:: Extracted information ::

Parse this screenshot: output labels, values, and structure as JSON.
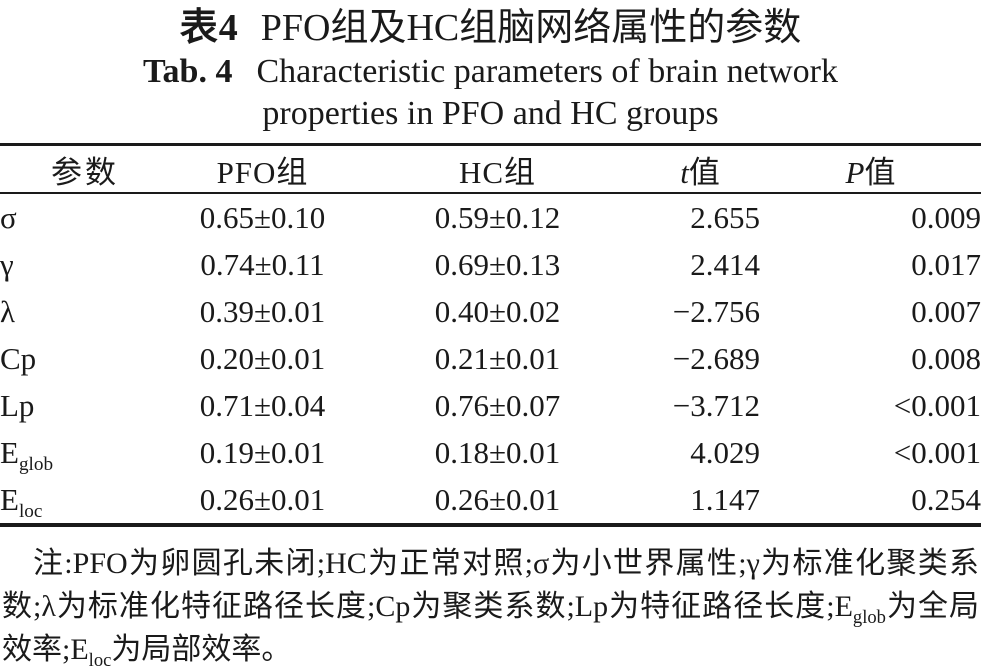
{
  "colors": {
    "ink": "#1a1a1a",
    "background": "#ffffff"
  },
  "title": {
    "zh_label": "表4",
    "zh_text": "PFO组及HC组脑网络属性的参数",
    "en_label": "Tab. 4",
    "en_line1": "Characteristic parameters of brain network",
    "en_line2": "properties in PFO and HC groups"
  },
  "table": {
    "headers": {
      "param": "参数",
      "pfo": "PFO组",
      "hc": "HC组",
      "t_italic": "t",
      "t_rest": "值",
      "p_italic": "P",
      "p_rest": "值"
    },
    "rows": [
      {
        "param": "σ",
        "sub": "",
        "pfo": "0.65±0.10",
        "hc": "0.59±0.12",
        "t": "2.655",
        "p": "0.009"
      },
      {
        "param": "γ",
        "sub": "",
        "pfo": "0.74±0.11",
        "hc": "0.69±0.13",
        "t": "2.414",
        "p": "0.017"
      },
      {
        "param": "λ",
        "sub": "",
        "pfo": "0.39±0.01",
        "hc": "0.40±0.02",
        "t": "−2.756",
        "p": "0.007"
      },
      {
        "param": "Cp",
        "sub": "",
        "pfo": "0.20±0.01",
        "hc": "0.21±0.01",
        "t": "−2.689",
        "p": "0.008"
      },
      {
        "param": "Lp",
        "sub": "",
        "pfo": "0.71±0.04",
        "hc": "0.76±0.07",
        "t": "−3.712",
        "p": "<0.001"
      },
      {
        "param": "E",
        "sub": "glob",
        "pfo": "0.19±0.01",
        "hc": "0.18±0.01",
        "t": "4.029",
        "p": "<0.001"
      },
      {
        "param": "E",
        "sub": "loc",
        "pfo": "0.26±0.01",
        "hc": "0.26±0.01",
        "t": "1.147",
        "p": "0.254"
      }
    ]
  },
  "footnote": {
    "segments": [
      {
        "text": "注:PFO为卵圆孔未闭;HC为正常对照;σ为小世界属性;γ为标准化聚类系数;λ为标准化特征路径长度;Cp为聚类系数;Lp为特征路径长度;E"
      },
      {
        "sub": "glob"
      },
      {
        "text": "为全局效率;E"
      },
      {
        "sub": "loc"
      },
      {
        "text": "为局部效率。"
      }
    ]
  }
}
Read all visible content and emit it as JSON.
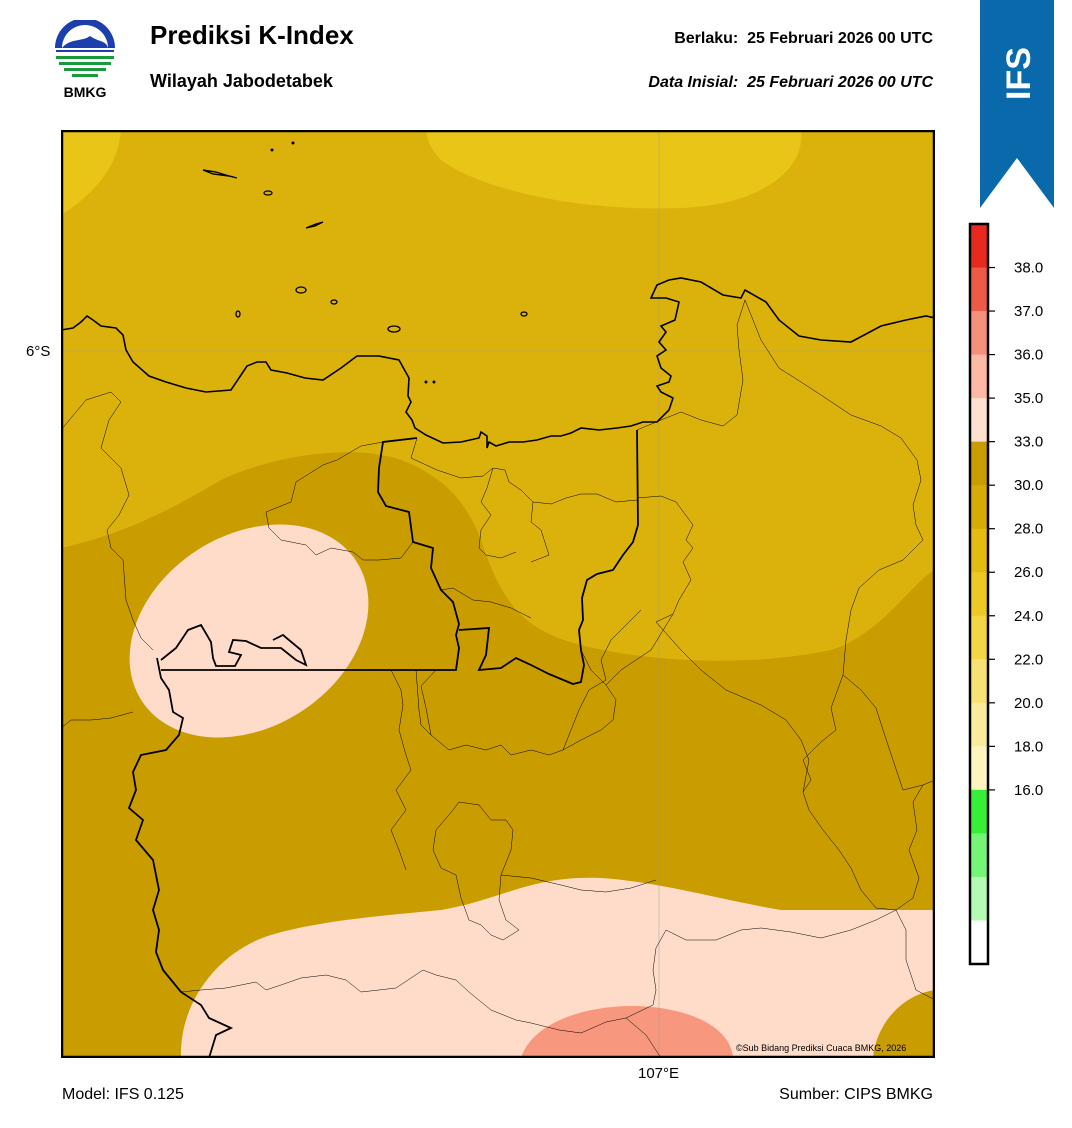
{
  "header": {
    "title": "Prediksi K-Index",
    "region": "Wilayah Jabodetabek",
    "valid_label": "Berlaku:",
    "valid_time": "25 Februari 2026 00 UTC",
    "init_label": "Data Inisial:",
    "init_time": "25 Februari 2026 00 UTC"
  },
  "logo": {
    "text": "BMKG"
  },
  "ribbon": {
    "text": "IFS",
    "color": "#0a69ab"
  },
  "map": {
    "lat_label": "6°S",
    "lon_label": "107°E",
    "credit": "©Sub Bidang Prediksi Cuaca BMKG, 2026"
  },
  "colorbar": {
    "tick_labels": [
      "38.0",
      "37.0",
      "36.0",
      "35.0",
      "33.0",
      "30.0",
      "28.0",
      "26.0",
      "24.0",
      "22.0",
      "20.0",
      "18.0",
      "16.0"
    ],
    "colors": [
      "#e8291e",
      "#ee5a48",
      "#f5907b",
      "#fdb9a4",
      "#fedfd0",
      "#c99c00",
      "#d6ab06",
      "#e4bc10",
      "#eec923",
      "#f3d545",
      "#f7e074",
      "#faea9c",
      "#fdf4c0",
      "#36ef36",
      "#75f575",
      "#b3fab3",
      "#ffffff"
    ]
  },
  "footer": {
    "model": "Model: IFS 0.125",
    "source": "Sumber: CIPS BMKG"
  }
}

:::

| Directions |
Search the records for the word "Prediksi", then list every line that has it.

| Output of the task |
    "title": "Prediksi K-Index",
    "credit": "©Sub Bidang Prediksi Cuaca BMKG, 2026"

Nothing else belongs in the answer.